REQUIREMENTS —
Reproduce everything from the start of the listing down to the line containing "legend-swatch <box>1823 1208 1850 1222</box>", substituting "image" for "screenshot" and leaving the rest unchanged.

Dataset records —
↓↓↓

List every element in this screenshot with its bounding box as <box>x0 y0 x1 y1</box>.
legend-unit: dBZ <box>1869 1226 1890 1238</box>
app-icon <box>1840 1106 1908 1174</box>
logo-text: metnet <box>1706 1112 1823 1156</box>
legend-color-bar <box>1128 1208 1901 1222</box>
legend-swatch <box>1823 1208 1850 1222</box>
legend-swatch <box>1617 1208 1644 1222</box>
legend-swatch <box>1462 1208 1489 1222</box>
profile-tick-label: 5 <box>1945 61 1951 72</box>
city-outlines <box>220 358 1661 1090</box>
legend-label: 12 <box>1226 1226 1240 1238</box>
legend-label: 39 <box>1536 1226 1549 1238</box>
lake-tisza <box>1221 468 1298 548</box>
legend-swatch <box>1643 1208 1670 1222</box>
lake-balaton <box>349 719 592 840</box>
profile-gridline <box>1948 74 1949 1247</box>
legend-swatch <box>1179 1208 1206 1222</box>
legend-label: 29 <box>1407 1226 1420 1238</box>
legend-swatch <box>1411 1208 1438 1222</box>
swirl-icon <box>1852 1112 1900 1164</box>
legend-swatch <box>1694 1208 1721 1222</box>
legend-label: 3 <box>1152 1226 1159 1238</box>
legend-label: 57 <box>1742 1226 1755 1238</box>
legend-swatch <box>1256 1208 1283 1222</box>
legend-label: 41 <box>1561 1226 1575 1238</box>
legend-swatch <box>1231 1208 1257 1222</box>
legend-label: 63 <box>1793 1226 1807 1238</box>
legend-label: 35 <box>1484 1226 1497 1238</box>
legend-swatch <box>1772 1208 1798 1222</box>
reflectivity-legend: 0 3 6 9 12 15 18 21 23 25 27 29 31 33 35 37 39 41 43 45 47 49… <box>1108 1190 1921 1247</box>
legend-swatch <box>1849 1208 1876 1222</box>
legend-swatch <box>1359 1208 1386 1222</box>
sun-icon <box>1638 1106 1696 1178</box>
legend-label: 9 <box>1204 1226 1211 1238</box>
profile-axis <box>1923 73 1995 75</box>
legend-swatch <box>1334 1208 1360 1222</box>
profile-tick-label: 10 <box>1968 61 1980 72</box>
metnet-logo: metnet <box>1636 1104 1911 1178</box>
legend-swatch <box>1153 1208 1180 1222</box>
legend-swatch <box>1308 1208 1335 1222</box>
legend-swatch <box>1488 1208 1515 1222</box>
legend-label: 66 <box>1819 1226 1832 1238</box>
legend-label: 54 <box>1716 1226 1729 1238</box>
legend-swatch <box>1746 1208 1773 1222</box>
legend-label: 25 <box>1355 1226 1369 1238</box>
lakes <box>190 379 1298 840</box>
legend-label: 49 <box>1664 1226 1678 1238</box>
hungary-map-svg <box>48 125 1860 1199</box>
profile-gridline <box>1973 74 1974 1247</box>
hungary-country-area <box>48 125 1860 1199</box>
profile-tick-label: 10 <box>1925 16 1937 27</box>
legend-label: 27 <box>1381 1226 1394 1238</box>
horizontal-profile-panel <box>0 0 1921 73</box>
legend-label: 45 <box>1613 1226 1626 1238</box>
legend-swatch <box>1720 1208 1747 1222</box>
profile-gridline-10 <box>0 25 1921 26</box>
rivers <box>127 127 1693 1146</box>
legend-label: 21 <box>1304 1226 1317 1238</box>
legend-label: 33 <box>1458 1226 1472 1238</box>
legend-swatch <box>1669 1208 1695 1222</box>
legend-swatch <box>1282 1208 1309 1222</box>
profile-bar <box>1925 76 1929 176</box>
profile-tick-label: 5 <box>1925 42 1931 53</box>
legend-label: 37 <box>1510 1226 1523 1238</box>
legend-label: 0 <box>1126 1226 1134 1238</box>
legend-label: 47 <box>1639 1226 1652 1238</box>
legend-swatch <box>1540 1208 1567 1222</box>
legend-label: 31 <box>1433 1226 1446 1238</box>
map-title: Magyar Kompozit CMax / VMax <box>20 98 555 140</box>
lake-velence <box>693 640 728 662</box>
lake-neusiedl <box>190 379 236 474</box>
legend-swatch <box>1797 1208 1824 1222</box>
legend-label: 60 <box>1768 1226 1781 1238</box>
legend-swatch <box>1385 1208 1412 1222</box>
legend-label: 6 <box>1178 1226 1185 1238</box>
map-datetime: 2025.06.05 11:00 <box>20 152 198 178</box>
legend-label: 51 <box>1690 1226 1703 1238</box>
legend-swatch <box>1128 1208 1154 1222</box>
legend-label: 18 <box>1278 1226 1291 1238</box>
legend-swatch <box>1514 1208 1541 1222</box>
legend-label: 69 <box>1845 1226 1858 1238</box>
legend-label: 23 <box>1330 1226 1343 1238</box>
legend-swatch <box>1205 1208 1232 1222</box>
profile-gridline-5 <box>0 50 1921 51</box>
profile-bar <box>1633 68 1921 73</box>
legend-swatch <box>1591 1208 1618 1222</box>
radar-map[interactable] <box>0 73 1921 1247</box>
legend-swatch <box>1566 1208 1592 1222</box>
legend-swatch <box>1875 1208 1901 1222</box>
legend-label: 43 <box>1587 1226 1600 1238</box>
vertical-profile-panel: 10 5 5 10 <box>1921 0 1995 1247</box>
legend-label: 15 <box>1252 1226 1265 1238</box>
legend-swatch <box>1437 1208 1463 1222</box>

↑↑↑

WORKED SOLUTION —
List every element in this image with its bounding box as <box>x0 y0 x1 y1</box>.
legend-unit: dBZ <box>1869 1226 1890 1238</box>
app-icon <box>1840 1106 1908 1174</box>
logo-text: metnet <box>1706 1112 1823 1156</box>
legend-color-bar <box>1128 1208 1901 1222</box>
legend-swatch <box>1823 1208 1850 1222</box>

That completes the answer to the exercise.